## Stated task
All of the material below is to be returned exactly.

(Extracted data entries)
•••

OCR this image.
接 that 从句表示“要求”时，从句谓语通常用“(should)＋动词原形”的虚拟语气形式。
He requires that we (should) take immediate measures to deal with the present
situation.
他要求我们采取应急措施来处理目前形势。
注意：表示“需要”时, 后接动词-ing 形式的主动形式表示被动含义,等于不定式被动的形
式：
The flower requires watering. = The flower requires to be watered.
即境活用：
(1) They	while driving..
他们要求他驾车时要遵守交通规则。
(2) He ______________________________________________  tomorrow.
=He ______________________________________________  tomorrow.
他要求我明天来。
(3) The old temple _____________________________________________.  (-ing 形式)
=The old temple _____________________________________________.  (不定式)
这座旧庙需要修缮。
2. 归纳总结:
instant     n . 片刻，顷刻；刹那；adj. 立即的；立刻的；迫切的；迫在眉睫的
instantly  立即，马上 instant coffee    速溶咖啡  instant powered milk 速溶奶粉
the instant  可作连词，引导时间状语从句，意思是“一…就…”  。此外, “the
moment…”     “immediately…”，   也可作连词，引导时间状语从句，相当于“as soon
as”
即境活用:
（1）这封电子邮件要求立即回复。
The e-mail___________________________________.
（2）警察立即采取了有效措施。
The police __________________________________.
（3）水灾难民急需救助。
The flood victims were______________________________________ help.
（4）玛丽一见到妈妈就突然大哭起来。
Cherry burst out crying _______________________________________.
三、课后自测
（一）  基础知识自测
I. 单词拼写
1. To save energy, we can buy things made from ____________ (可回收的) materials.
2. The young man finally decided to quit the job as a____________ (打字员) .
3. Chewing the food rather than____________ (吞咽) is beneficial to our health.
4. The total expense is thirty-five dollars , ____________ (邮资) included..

•••

## Answer below
OCR this image.
接 that 从句表示“要求”时，从句谓语通常用“(should)＋动词原形”的虚拟语气形式。
He requires that we (should) take immediate measures to deal with the present
situation.
他要求我们采取应急措施来处理目前形势。
注意：表示“需要”时, 后接动词-ing 形式的主动形式表示被动含义,等于不定式被动的形
式：
The flower requires watering. = The flower requires to be watered.
即境活用：
(1) They	while driving..
他们要求他驾车时要遵守交通规则。
(2) He ______________________________________________  tomorrow.
=He ______________________________________________  tomorrow.
他要求我明天来。
(3) The old temple _____________________________________________.  (-ing 形式)
=The old temple _____________________________________________.  (不定式)
这座旧庙需要修缮。
2. 归纳总结:
instant     n . 片刻，顷刻；刹那；adj. 立即的；立刻的；迫切的；迫在眉睫的
instantly  立即，马上 instant coffee    速溶咖啡  instant powered milk 速溶奶粉
the instant  可作连词，引导时间状语从句，意思是“一…就…”  。此外, “the
moment…”     “immediately…”，   也可作连词，引导时间状语从句，相当于“as soon
as”
即境活用:
（1）这封电子邮件要求立即回复。
The e-mail___________________________________.
（2）警察立即采取了有效措施。
The police __________________________________.
（3）水灾难民急需救助。
The flood victims were______________________________________ help.
（4）玛丽一见到妈妈就突然大哭起来。
Cherry burst out crying _______________________________________.
三、课后自测
（一）  基础知识自测
I. 单词拼写
1. To save energy, we can buy things made from ____________ (可回收的) materials.
2. The young man finally decided to quit the job as a____________ (打字员) .
3. Chewing the food rather than____________ (吞咽) is beneficial to our health.
4. The total expense is thirty-five dollars , ____________ (邮资) included..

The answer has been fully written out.